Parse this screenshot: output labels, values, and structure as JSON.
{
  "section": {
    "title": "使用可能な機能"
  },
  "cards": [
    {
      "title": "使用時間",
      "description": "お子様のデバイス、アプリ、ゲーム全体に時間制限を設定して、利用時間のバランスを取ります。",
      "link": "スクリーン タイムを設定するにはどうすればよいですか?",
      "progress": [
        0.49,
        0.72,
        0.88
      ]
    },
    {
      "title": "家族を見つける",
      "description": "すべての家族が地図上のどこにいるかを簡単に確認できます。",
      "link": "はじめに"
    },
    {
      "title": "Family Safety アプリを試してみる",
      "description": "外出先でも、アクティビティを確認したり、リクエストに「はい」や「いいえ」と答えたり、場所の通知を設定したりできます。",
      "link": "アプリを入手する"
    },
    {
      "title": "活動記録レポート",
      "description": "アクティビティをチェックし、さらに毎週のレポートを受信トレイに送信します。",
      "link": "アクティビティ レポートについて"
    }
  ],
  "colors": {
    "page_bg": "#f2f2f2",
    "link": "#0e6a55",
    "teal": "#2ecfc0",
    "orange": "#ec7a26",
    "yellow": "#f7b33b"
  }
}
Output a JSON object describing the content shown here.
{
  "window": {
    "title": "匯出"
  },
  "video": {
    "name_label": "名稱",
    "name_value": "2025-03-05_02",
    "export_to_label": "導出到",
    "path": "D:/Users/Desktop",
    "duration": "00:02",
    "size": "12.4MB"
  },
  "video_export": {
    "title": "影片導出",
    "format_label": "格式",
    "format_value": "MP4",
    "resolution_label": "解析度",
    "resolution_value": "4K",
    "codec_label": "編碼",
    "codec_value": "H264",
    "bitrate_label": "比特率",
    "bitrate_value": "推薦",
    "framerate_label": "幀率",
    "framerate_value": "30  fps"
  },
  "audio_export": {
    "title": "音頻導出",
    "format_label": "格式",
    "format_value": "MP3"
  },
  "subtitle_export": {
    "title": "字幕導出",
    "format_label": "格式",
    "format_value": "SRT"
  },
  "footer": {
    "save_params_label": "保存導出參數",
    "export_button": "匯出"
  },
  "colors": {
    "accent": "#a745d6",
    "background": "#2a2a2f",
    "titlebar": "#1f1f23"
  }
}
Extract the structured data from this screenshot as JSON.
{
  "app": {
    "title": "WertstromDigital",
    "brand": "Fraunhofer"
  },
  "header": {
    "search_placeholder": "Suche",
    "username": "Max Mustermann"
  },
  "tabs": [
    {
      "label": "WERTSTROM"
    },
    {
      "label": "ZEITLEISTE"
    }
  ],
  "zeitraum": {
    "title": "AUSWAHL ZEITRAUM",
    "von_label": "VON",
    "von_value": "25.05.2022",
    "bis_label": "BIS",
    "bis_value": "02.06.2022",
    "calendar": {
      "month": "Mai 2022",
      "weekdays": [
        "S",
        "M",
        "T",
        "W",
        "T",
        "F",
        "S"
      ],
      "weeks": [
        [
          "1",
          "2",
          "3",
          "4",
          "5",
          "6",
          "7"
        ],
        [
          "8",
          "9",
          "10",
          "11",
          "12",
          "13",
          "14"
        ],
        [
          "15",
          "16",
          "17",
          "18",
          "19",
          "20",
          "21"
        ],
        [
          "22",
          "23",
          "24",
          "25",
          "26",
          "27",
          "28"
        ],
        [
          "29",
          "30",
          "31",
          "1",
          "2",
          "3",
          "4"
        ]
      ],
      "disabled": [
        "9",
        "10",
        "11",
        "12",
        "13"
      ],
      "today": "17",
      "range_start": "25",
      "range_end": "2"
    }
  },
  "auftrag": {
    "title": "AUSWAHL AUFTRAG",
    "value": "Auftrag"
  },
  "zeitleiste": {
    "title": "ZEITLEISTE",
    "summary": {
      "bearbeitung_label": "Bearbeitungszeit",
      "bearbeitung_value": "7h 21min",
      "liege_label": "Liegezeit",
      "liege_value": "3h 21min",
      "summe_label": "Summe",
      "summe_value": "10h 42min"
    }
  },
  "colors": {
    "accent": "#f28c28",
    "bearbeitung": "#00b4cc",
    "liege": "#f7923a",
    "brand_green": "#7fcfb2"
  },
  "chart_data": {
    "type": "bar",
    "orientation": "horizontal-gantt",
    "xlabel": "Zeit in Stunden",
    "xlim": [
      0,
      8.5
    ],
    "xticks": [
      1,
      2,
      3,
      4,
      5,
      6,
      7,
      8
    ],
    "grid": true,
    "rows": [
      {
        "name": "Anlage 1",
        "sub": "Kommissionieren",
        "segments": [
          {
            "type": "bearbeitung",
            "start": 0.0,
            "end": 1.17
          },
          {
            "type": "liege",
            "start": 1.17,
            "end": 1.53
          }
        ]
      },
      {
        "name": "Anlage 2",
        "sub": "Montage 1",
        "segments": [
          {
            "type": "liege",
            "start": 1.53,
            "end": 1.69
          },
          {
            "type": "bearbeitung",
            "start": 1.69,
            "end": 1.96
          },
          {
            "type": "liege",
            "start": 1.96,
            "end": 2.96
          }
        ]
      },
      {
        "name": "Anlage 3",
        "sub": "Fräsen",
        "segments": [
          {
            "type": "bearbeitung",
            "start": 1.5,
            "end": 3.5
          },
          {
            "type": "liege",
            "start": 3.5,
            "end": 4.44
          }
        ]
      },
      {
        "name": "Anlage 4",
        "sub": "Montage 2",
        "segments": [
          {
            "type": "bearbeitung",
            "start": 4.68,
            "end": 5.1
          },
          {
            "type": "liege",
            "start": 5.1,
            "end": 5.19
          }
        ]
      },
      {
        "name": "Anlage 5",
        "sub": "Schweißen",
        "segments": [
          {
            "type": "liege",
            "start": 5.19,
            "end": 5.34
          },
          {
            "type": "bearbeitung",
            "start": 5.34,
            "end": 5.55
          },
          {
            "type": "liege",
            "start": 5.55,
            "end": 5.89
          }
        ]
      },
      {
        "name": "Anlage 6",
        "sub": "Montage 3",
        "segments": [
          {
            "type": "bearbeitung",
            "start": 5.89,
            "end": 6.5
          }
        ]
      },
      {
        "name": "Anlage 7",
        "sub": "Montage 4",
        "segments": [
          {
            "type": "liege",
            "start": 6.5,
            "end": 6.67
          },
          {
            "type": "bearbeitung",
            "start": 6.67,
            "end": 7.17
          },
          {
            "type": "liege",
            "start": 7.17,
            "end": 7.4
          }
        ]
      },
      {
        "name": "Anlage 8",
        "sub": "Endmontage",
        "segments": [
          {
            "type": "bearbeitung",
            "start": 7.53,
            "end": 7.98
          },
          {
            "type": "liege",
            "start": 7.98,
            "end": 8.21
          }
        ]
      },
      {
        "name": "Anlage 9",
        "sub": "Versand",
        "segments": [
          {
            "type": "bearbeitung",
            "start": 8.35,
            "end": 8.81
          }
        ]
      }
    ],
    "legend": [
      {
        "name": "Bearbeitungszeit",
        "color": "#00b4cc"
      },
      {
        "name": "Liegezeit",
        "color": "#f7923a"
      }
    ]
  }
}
------------------------------------------------------------------------
- Instructions to follow:
Find how many lines in the material hold the word "JSON" and state that number alone.

- Task result:
3